━━ Stored rows
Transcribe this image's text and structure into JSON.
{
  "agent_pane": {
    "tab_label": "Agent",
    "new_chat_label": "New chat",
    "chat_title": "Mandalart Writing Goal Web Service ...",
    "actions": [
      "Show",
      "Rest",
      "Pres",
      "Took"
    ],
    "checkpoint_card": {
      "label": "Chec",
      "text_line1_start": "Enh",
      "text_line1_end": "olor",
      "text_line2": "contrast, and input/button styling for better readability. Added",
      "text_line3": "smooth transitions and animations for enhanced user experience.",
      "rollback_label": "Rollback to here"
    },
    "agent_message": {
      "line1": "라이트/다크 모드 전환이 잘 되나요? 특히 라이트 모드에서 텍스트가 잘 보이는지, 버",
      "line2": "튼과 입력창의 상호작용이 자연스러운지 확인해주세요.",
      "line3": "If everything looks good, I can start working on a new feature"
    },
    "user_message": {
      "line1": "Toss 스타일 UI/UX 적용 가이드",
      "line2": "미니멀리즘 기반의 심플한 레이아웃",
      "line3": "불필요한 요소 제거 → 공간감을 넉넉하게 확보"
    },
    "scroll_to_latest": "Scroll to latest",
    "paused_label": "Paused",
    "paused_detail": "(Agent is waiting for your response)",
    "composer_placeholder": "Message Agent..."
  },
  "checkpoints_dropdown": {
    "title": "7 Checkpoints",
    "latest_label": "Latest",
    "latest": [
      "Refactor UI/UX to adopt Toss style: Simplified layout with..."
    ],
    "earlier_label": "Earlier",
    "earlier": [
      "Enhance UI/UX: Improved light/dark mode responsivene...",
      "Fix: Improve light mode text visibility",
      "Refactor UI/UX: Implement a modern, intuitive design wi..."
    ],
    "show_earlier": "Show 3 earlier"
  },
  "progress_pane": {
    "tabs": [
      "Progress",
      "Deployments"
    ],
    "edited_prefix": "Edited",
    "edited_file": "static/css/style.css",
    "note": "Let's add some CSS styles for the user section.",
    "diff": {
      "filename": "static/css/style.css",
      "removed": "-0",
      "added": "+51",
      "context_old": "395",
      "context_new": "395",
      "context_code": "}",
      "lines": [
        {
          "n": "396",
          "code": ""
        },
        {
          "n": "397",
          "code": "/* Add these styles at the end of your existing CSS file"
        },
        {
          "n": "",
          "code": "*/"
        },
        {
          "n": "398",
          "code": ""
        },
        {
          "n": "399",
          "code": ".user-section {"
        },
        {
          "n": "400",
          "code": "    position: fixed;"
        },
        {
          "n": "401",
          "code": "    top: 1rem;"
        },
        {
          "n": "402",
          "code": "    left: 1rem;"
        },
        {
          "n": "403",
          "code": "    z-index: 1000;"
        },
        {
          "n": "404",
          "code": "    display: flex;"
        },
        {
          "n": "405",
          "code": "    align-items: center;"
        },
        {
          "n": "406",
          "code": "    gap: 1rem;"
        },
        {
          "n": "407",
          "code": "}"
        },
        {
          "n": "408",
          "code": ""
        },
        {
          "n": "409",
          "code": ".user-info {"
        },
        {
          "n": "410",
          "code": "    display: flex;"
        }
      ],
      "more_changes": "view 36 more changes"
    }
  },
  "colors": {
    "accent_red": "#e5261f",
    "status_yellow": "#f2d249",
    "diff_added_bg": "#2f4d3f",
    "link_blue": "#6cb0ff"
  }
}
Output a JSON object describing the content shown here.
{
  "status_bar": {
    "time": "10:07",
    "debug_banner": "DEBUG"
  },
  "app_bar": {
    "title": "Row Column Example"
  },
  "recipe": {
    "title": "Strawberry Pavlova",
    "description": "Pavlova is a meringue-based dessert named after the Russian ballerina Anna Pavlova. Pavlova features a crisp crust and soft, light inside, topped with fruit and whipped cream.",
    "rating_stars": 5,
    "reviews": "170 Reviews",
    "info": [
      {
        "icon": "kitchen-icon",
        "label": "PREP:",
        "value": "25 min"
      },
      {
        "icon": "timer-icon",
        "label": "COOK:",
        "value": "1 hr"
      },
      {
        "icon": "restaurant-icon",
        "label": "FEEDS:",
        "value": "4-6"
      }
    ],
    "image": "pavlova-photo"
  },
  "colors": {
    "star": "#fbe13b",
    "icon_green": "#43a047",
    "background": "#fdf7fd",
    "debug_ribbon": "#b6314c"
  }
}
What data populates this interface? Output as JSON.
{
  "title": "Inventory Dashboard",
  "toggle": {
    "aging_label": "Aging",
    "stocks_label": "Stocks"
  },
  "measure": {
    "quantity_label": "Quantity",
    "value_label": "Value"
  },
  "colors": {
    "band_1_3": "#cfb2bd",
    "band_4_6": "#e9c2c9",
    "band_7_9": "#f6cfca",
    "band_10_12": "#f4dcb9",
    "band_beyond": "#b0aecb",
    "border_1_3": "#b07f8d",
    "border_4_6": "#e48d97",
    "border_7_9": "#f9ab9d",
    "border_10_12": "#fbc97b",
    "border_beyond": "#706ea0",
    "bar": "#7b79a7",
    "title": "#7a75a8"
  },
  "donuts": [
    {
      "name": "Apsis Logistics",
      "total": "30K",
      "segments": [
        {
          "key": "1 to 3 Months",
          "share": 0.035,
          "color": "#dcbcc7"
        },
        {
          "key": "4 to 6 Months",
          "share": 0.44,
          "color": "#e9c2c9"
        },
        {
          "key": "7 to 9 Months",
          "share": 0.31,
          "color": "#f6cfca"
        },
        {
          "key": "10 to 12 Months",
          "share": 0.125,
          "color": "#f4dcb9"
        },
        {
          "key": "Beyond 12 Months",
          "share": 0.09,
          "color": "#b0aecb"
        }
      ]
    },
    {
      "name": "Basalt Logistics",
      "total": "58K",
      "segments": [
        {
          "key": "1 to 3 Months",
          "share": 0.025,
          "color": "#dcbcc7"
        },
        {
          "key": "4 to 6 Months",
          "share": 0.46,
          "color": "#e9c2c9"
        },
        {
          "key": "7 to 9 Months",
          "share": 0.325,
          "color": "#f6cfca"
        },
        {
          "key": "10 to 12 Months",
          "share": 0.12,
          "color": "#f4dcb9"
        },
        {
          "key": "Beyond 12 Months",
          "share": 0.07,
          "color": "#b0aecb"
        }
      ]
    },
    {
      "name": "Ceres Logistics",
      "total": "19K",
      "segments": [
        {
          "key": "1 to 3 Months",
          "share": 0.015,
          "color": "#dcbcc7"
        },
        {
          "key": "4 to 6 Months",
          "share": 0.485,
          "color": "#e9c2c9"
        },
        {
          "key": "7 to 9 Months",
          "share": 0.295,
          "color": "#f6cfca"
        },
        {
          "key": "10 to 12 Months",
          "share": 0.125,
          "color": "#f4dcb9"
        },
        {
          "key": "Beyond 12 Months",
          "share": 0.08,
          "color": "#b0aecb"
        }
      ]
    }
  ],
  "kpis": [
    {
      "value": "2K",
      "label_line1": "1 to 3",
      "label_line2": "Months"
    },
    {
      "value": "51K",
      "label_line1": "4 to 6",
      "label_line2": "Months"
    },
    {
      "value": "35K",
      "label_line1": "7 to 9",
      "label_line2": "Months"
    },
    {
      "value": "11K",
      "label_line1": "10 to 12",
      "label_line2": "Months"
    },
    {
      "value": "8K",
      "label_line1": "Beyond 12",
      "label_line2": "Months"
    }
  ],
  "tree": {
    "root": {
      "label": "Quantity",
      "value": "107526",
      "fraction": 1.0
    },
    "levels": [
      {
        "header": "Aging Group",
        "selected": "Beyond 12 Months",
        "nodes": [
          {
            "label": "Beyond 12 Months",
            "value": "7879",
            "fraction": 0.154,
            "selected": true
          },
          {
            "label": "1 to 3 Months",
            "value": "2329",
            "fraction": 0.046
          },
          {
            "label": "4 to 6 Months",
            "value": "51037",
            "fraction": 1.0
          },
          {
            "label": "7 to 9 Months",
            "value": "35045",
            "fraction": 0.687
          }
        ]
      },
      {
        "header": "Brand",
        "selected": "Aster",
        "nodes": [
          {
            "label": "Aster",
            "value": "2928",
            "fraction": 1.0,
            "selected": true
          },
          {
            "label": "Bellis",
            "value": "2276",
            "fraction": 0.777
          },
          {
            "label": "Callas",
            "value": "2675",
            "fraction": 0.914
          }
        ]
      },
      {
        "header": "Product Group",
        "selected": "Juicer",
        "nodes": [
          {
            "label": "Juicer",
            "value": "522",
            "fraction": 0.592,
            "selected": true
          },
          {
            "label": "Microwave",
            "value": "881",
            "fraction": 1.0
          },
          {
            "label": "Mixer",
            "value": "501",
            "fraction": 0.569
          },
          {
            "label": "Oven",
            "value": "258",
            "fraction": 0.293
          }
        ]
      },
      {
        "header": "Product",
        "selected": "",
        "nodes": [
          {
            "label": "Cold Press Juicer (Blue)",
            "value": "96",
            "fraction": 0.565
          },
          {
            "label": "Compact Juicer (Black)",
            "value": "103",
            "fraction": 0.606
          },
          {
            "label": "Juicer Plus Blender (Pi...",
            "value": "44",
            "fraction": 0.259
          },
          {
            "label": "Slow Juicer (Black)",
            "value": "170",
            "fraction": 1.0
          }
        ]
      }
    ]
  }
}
━━━━
[Exercise brief] Gather all lines where the word "Toss" appears.

[Complete output]
      "line1": "Toss 스타일 UI/UX 적용 가이드",
      "Refactor UI/UX to adopt Toss style: Simplified layout with..."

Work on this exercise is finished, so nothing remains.